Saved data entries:
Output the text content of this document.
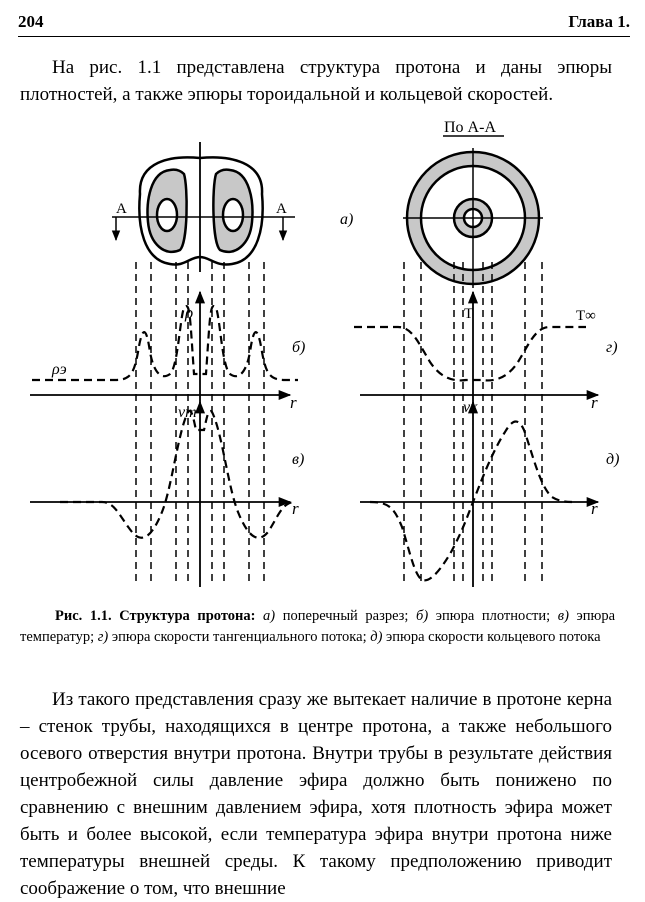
204	Глава 1.
На рис. 1.1 представлена структура протона и даны эпюры плотностей, а также эпюры тороидальной и кольцевой скоростей.
А	А
а)
По А-А
ρ
ρэ
r
б)
vт
r
в)
Т	Т∞
r
г)
vк
r
д)
Рис. 1.1. Структура протона: а) поперечный разрез; б) эпюра плотности; в) эпюра температур; г) эпюра скорости тангенциального потока; д) эпюра скорости кольцевого потока
Из такого представления сразу же вытекает наличие в протоне керна – стенок трубы, находящихся в центре протона, а также небольшого осевого отверстия внутри протона. Внутри трубы в результате действия центробежной силы давление эфира должно быть понижено по сравнению с внешним давлением эфира, хотя плотность эфира может быть и более высокой, если температура эфира внутри протона ниже температуры внешней среды. К такому предположению приводит соображение о том, что внешние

TASK DESCRIPTION -
Print the records above exactly as they stand, but leave out the pictures.

WRITTEN SOLUTION -
Output the text content of this document.
204	Глава 1.
На рис. 1.1 представлена структура протона и даны эпюры плотностей, а также эпюры тороидальной и кольцевой скоростей.
А	А
а)
По А-А
ρ
ρэ
r
б)
vт
r
в)
Т	Т∞
r
г)
vк
r
д)
Рис. 1.1. Структура протона: а) поперечный разрез; б) эпюра плотности; в) эпюра температур; г) эпюра скорости тангенциального потока; д) эпюра скорости кольцевого потока
Из такого представления сразу же вытекает наличие в протоне керна – стенок трубы, находящихся в центре протона, а также небольшого осевого отверстия внутри протона. Внутри трубы в результате действия центробежной силы давление эфира должно быть понижено по сравнению с внешним давлением эфира, хотя плотность эфира может быть и более высокой, если температура эфира внутри протона ниже температуры внешней среды. К такому предположению приводит соображение о том, что внешние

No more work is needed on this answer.